**Records for the task**.
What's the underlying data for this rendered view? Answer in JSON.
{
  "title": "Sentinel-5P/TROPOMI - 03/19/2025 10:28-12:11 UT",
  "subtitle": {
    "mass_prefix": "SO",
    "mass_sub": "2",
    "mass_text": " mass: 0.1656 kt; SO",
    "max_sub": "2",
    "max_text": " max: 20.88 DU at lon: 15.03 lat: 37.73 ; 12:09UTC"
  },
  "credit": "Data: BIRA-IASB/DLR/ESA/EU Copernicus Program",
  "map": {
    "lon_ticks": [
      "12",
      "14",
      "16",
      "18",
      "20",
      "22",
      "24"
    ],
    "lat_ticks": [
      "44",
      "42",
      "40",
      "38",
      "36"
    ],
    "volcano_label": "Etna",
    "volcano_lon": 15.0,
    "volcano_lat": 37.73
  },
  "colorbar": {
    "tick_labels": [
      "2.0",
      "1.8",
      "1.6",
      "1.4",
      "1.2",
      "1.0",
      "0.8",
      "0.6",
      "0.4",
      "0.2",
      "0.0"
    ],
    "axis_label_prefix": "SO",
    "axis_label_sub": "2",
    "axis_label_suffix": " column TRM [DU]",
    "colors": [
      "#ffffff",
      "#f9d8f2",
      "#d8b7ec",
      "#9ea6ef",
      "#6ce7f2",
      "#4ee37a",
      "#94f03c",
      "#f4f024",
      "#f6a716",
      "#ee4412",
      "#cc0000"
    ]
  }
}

**Given request**. Print all of the entries exactly as they appear.

**Correct result**.
What's the underlying data for this rendered view? Answer in JSON.
{
  "title": "Sentinel-5P/TROPOMI - 03/19/2025 10:28-12:11 UT",
  "subtitle": {
    "mass_prefix": "SO",
    "mass_sub": "2",
    "mass_text": " mass: 0.1656 kt; SO",
    "max_sub": "2",
    "max_text": " max: 20.88 DU at lon: 15.03 lat: 37.73 ; 12:09UTC"
  },
  "credit": "Data: BIRA-IASB/DLR/ESA/EU Copernicus Program",
  "map": {
    "lon_ticks": [
      "12",
      "14",
      "16",
      "18",
      "20",
      "22",
      "24"
    ],
    "lat_ticks": [
      "44",
      "42",
      "40",
      "38",
      "36"
    ],
    "volcano_label": "Etna",
    "volcano_lon": 15.0,
    "volcano_lat": 37.73
  },
  "colorbar": {
    "tick_labels": [
      "2.0",
      "1.8",
      "1.6",
      "1.4",
      "1.2",
      "1.0",
      "0.8",
      "0.6",
      "0.4",
      "0.2",
      "0.0"
    ],
    "axis_label_prefix": "SO",
    "axis_label_sub": "2",
    "axis_label_suffix": " column TRM [DU]",
    "colors": [
      "#ffffff",
      "#f9d8f2",
      "#d8b7ec",
      "#9ea6ef",
      "#6ce7f2",
      "#4ee37a",
      "#94f03c",
      "#f4f024",
      "#f6a716",
      "#ee4412",
      "#cc0000"
    ]
  }
}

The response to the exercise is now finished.